**What to do**:
1 - According to the text on Rand West City Local Municipality, which two local municipalities were merged to form it?
2 - Output the section of the Rand West City Local Municipality text from "- • Total: 261,053" to "Rand District Municipality.", word for word.

**Passage provided**:
- Seal
- Location of Rand West City Local Municipality within Gauteng
- Country: South Africa
- Province: Gauteng
- District: West Rand
- Seat: Randfontein
- Boroughs: 35

Government
- • Type: Municipal council

Area
- • Total: 1,115 km^{2} (431 sq mi)

Population (2011)
- • Total: 261,053
- • Density: 230/km^{2} (610/sq mi)
- Time zone: UTC+2 (SAST)
- Municipal code: GT485

= Rand West City Local Municipality =

Rand West City Municipality (Mmasepala wa Rand West City; Rand West City Munisipaliteit; uMasipala wase Rand West City; Masepala wa Rand West City) is a local municipality in the Gauteng province of South Africa. It was established after the August 2016 local elections by merging the Randfontein and Westonaria local municipalities. It is a division of the West Rand District Municipality.

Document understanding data

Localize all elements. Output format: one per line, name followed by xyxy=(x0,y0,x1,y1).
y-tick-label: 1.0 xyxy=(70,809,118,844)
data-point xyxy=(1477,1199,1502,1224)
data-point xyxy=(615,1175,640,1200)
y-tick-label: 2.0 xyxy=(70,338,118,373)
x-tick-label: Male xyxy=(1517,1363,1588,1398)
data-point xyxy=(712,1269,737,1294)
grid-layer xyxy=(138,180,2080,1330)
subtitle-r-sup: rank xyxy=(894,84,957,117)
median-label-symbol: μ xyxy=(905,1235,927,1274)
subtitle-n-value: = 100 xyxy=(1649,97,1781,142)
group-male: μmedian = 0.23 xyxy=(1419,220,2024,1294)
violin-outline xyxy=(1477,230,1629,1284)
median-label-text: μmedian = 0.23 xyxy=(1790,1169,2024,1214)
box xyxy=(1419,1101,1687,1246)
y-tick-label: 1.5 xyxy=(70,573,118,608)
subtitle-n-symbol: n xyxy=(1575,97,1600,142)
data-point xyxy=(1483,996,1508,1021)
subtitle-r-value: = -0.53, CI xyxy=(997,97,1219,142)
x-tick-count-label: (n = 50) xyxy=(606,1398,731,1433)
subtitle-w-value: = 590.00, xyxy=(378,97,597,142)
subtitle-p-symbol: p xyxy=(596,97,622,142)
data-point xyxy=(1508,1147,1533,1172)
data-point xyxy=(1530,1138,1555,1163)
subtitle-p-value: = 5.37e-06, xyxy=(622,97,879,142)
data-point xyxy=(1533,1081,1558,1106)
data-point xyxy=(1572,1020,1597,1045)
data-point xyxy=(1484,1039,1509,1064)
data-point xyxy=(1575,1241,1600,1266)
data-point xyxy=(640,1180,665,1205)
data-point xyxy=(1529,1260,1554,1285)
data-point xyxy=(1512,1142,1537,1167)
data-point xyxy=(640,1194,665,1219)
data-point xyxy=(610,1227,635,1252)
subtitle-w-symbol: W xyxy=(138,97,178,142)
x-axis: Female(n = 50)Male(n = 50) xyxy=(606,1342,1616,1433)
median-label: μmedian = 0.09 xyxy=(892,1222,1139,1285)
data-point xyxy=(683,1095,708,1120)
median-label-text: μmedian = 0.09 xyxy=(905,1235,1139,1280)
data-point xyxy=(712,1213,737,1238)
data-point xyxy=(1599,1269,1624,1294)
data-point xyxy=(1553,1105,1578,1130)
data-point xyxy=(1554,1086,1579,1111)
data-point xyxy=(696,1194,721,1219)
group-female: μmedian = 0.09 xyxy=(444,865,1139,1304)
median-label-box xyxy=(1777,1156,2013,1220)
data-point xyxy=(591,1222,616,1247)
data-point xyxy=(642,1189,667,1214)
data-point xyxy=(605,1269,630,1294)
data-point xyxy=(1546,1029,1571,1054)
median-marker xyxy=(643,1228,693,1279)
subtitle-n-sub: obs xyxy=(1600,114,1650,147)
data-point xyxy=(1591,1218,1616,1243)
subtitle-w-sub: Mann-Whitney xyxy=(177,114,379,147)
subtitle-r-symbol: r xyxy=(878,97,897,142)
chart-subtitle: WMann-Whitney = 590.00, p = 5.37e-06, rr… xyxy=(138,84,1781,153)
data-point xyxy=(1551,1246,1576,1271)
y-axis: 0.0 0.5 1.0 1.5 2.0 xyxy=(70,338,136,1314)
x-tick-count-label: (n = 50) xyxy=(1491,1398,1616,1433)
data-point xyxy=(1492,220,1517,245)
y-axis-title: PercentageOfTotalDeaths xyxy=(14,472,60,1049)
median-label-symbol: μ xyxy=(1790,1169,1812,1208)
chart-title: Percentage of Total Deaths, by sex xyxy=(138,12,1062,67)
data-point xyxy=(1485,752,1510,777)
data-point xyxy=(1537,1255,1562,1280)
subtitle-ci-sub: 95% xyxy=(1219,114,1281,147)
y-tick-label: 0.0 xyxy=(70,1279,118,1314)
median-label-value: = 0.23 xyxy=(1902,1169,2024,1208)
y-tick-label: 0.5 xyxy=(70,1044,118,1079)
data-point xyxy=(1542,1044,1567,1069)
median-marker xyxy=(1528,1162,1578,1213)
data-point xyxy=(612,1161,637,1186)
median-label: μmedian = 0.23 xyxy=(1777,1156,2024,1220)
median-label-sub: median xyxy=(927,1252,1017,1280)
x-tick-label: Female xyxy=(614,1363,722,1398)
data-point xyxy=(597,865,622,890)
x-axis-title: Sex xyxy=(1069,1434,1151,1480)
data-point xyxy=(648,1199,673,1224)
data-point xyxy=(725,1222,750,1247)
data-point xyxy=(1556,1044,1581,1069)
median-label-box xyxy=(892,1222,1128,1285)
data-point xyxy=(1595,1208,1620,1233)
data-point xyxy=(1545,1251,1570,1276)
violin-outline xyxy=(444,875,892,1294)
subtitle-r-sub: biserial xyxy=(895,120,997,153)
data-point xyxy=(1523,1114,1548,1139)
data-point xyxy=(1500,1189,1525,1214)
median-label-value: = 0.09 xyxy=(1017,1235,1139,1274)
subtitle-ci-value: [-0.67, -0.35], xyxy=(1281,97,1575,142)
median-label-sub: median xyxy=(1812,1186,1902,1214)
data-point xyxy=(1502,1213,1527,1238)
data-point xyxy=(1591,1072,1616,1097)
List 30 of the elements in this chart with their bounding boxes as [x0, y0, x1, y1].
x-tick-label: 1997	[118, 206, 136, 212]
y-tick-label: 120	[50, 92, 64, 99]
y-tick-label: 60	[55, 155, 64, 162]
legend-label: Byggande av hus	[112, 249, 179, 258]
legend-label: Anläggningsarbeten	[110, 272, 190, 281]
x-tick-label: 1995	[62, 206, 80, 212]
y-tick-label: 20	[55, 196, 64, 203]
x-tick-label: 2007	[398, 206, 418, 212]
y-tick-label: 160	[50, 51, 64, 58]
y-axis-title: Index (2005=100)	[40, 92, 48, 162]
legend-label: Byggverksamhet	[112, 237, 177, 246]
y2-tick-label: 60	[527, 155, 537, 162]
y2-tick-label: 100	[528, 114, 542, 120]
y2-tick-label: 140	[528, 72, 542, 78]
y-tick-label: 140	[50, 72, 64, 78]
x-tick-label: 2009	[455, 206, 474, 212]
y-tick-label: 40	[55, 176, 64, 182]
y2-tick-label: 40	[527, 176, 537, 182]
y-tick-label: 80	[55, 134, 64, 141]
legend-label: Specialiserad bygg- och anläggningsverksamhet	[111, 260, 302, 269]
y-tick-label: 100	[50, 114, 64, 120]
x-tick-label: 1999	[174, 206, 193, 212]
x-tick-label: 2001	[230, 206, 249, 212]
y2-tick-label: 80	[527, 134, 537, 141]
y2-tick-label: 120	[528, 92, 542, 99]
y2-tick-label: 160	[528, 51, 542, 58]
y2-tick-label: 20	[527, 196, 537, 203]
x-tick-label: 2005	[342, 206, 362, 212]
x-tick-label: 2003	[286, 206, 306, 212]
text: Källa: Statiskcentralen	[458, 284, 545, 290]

**Solutions for each task**:
1 - The Randfontein and Westonaria local municipalities.

2 -
- • Total: 261,053
- • Density: 230/km^{2} (610/sq mi)
- Time zone: UTC+2 (SAST)
- Municipal code: GT485

= Rand West City Local Municipality =

Rand West City Municipality (Mmasepala wa Rand West City; Rand West City Munisipaliteit; uMasipala wase Rand West City; Masepala wa Rand West City) is a local municipality in the Gauteng province of South Africa. It was established after the August 2016 local elections by merging the Randfontein and Westonaria local municipalities. It is a division of the West Rand District Municipality.